Make an exact transcription of the material, leaving out all images.

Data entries

☆ ☆ ☆ ☆

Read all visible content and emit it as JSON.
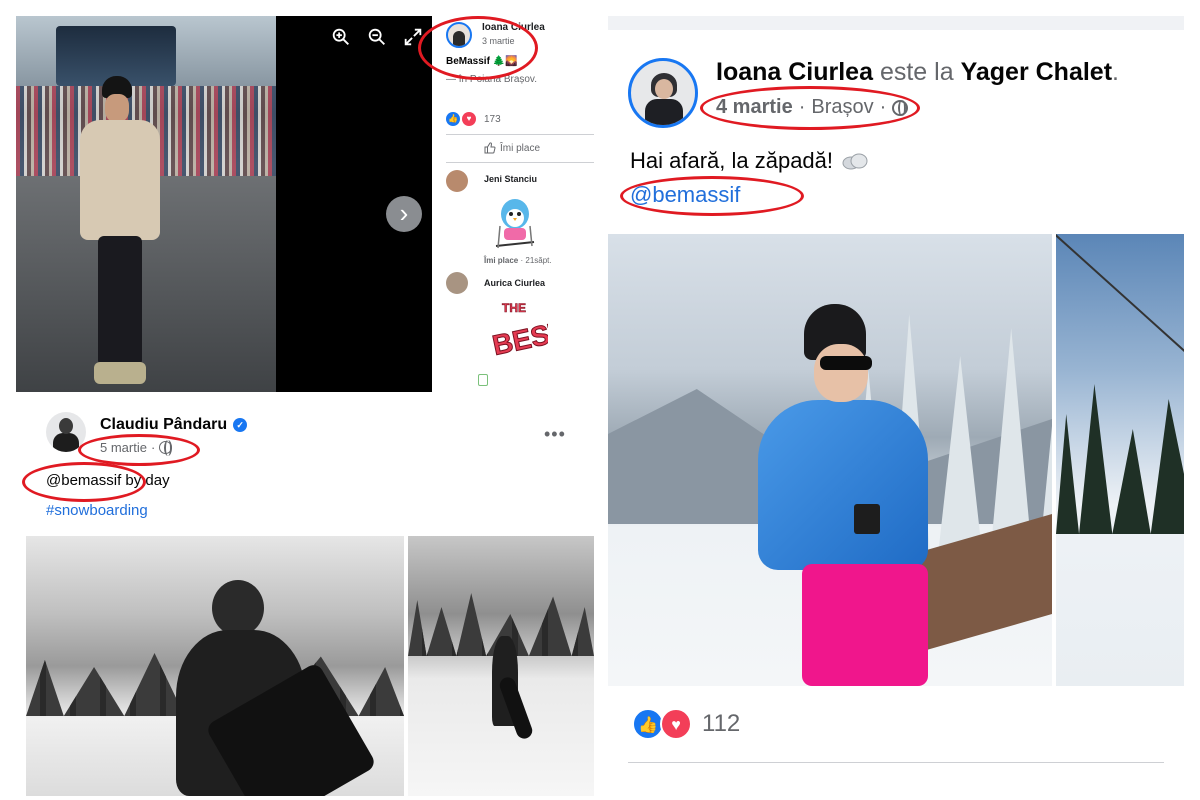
{
  "colors": {
    "fb_blue": "#1877f2",
    "link_blue": "#216fdb",
    "annotation_red": "#e01a22",
    "love_red": "#f33e58",
    "meta_gray": "#65676b"
  },
  "post_a": {
    "author": "Ioana Ciurlea",
    "date": "3 martie",
    "caption": "BeMassif 🌲🌄",
    "location": "— în Poiana Brașov.",
    "reaction_count": "173",
    "like_button": "Îmi place",
    "viewer_icons": [
      "zoom-in-icon",
      "zoom-out-icon",
      "fullscreen-icon"
    ],
    "next_icon": "chevron-right-icon",
    "comments": [
      {
        "author": "Jeni Stanciu",
        "like_label": "Îmi place",
        "time": "21săpt."
      },
      {
        "author": "Aurica Ciurlea"
      }
    ],
    "sticker2_text": "THE BEST"
  },
  "post_b": {
    "author": "Claudiu Pândaru",
    "date": "5 martie",
    "separator": "·",
    "text": "@bemassif by day",
    "hashtag": "#snowboarding",
    "more": "•••"
  },
  "post_c": {
    "author": "Ioana Ciurlea",
    "connector": "este la",
    "place": "Yager Chalet",
    "date": "4 martie",
    "separator": "·",
    "city": "Brașov",
    "text": "Hai afară, la zăpadă!",
    "mention": "@bemassif",
    "reaction_count": "112"
  }
}
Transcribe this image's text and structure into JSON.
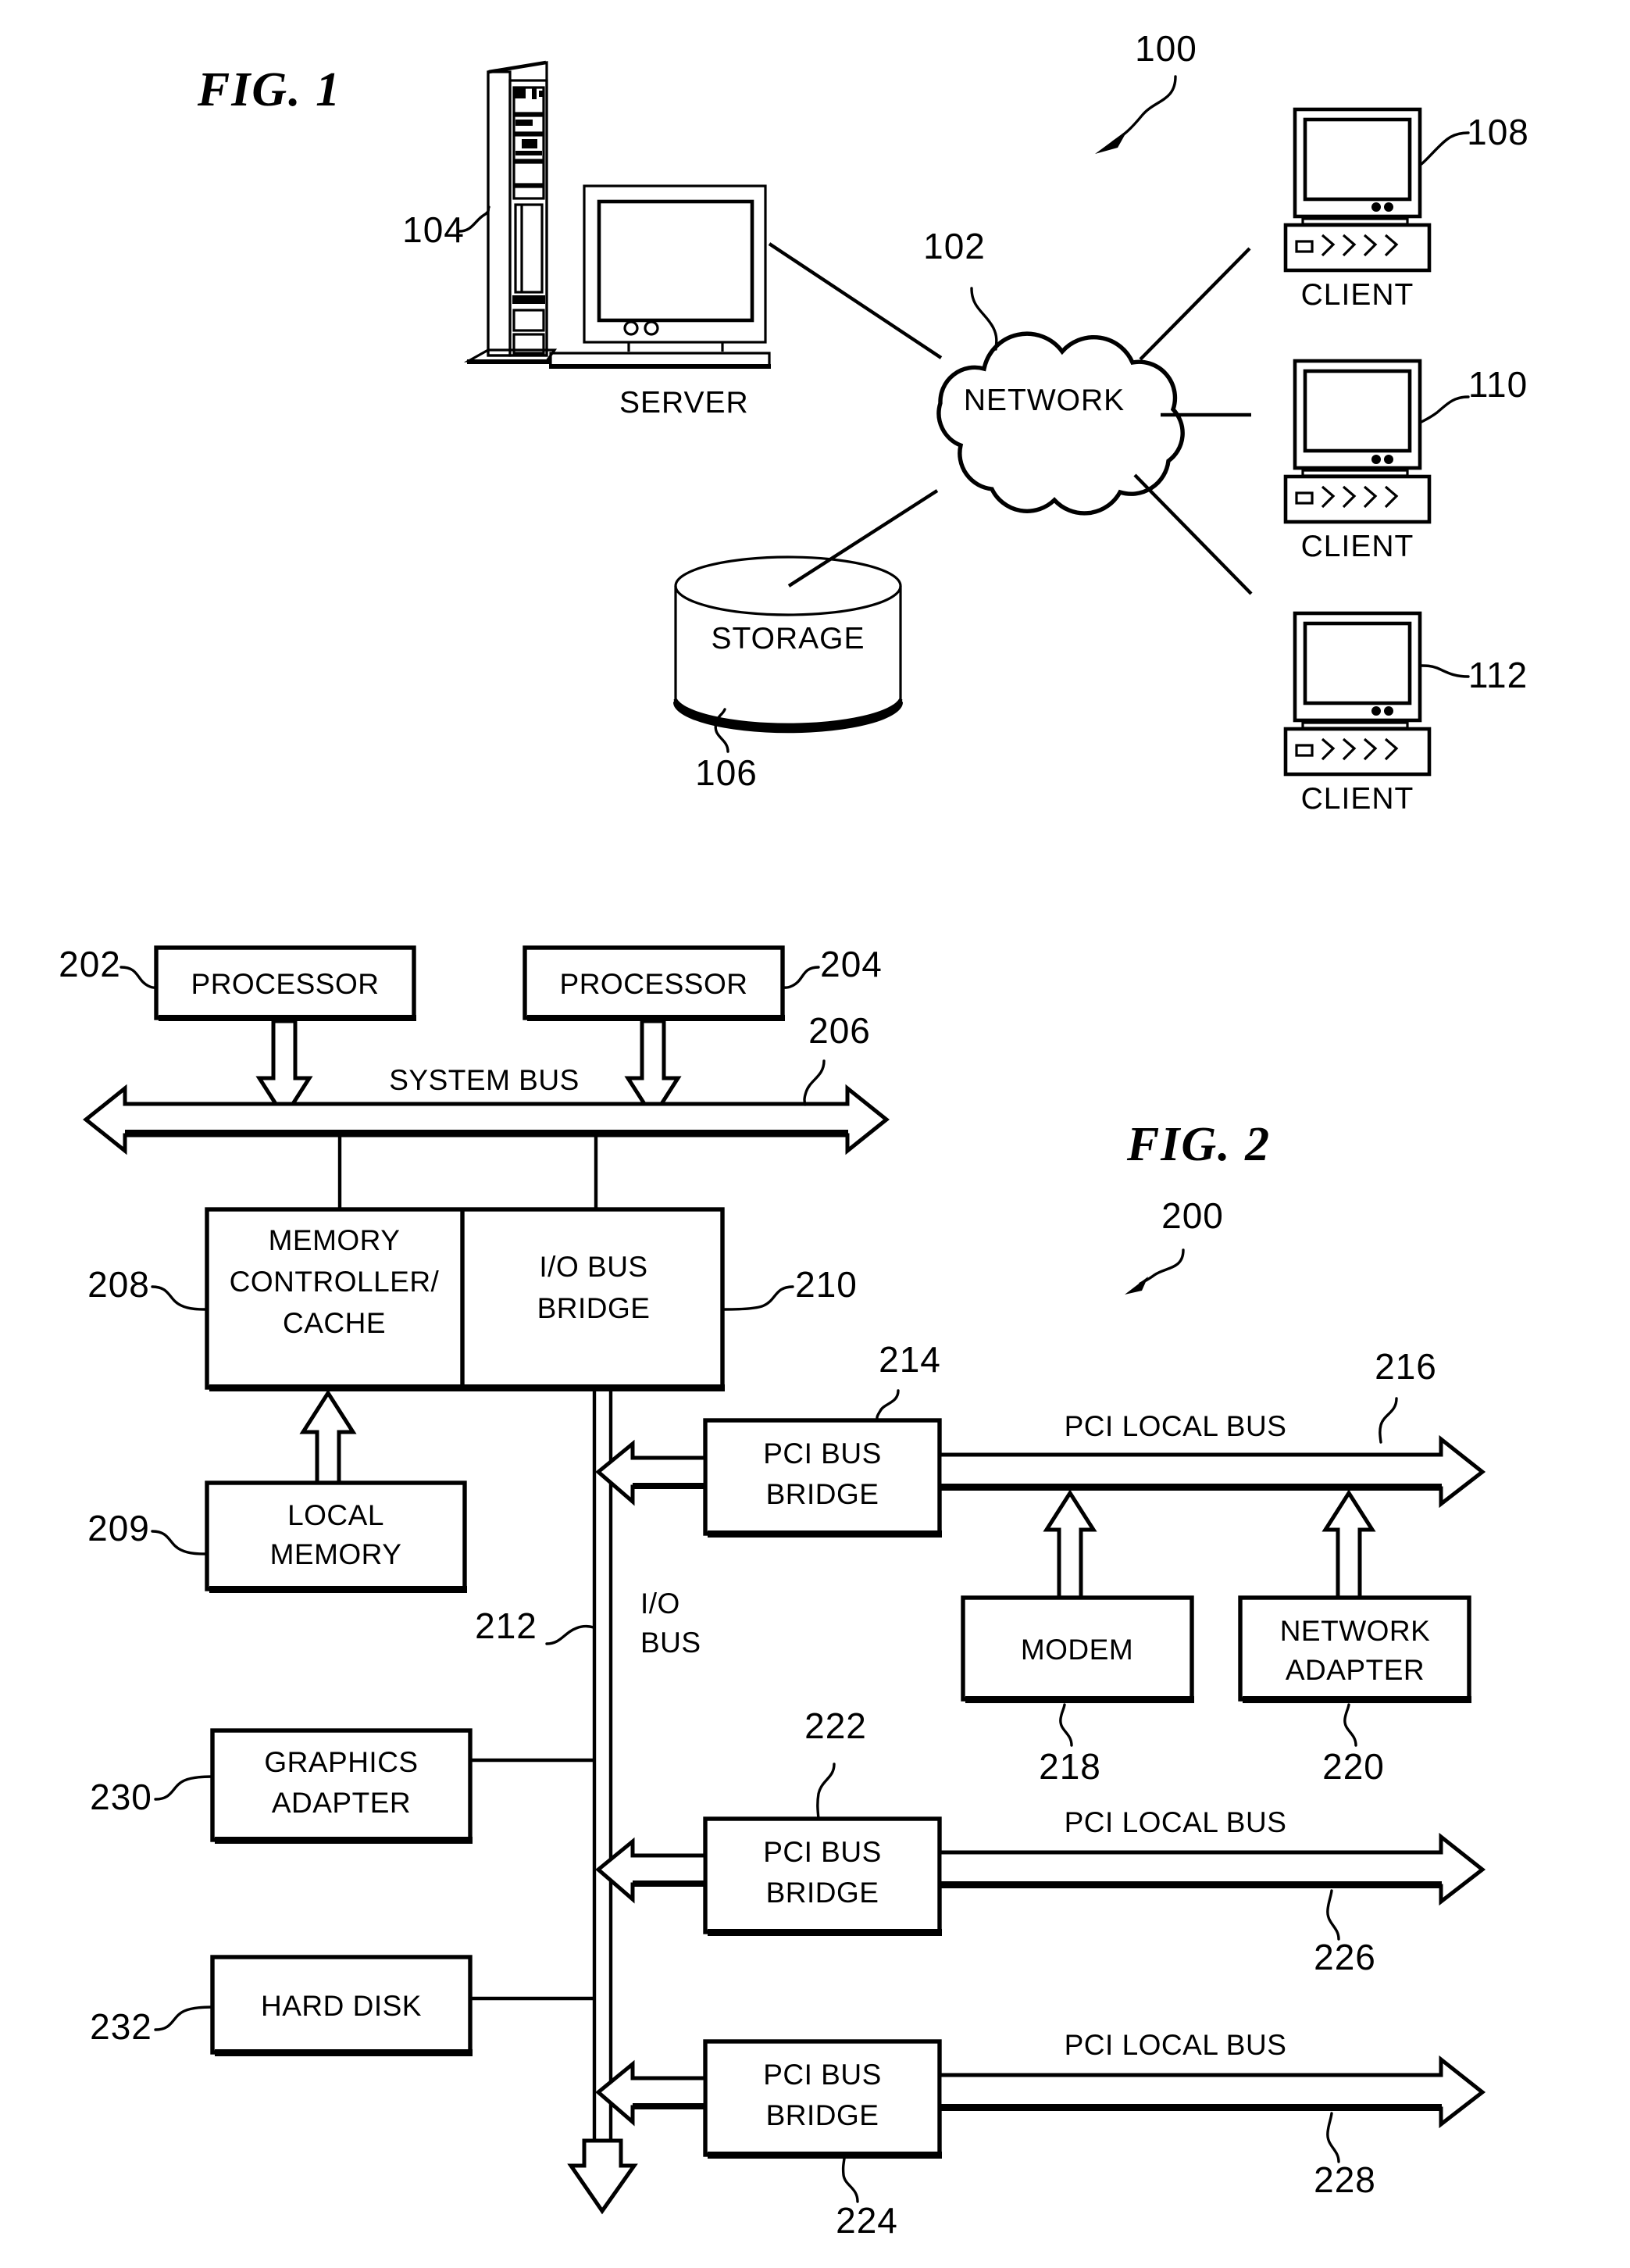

☆ ☆ ☆ ☆

- **THE SOLUTION**
Read all visible content and emit it as JSON.
{
  "colors": {
    "fb_blue": "#1877f2",
    "link_blue": "#216fdb",
    "annotation_red": "#e01a22",
    "love_red": "#f33e58",
    "meta_gray": "#65676b"
  },
  "post_a": {
    "author": "Ioana Ciurlea",
    "date": "3 martie",
    "caption": "BeMassif 🌲🌄",
    "location": "— în Poiana Brașov.",
    "reaction_count": "173",
    "like_button": "Îmi place",
    "viewer_icons": [
      "zoom-in-icon",
      "zoom-out-icon",
      "fullscreen-icon"
    ],
    "next_icon": "chevron-right-icon",
    "comments": [
      {
        "author": "Jeni Stanciu",
        "like_label": "Îmi place",
        "time": "21săpt."
      },
      {
        "author": "Aurica Ciurlea"
      }
    ],
    "sticker2_text": "THE BEST"
  },
  "post_b": {
    "author": "Claudiu Pândaru",
    "date": "5 martie",
    "separator": "·",
    "text": "@bemassif by day",
    "hashtag": "#snowboarding",
    "more": "•••"
  },
  "post_c": {
    "author": "Ioana Ciurlea",
    "connector": "este la",
    "place": "Yager Chalet",
    "date": "4 martie",
    "separator": "·",
    "city": "Brașov",
    "text": "Hai afară, la zăpadă!",
    "mention": "@bemassif",
    "reaction_count": "112"
  }
}
Transcribe this image's text and structure into JSON.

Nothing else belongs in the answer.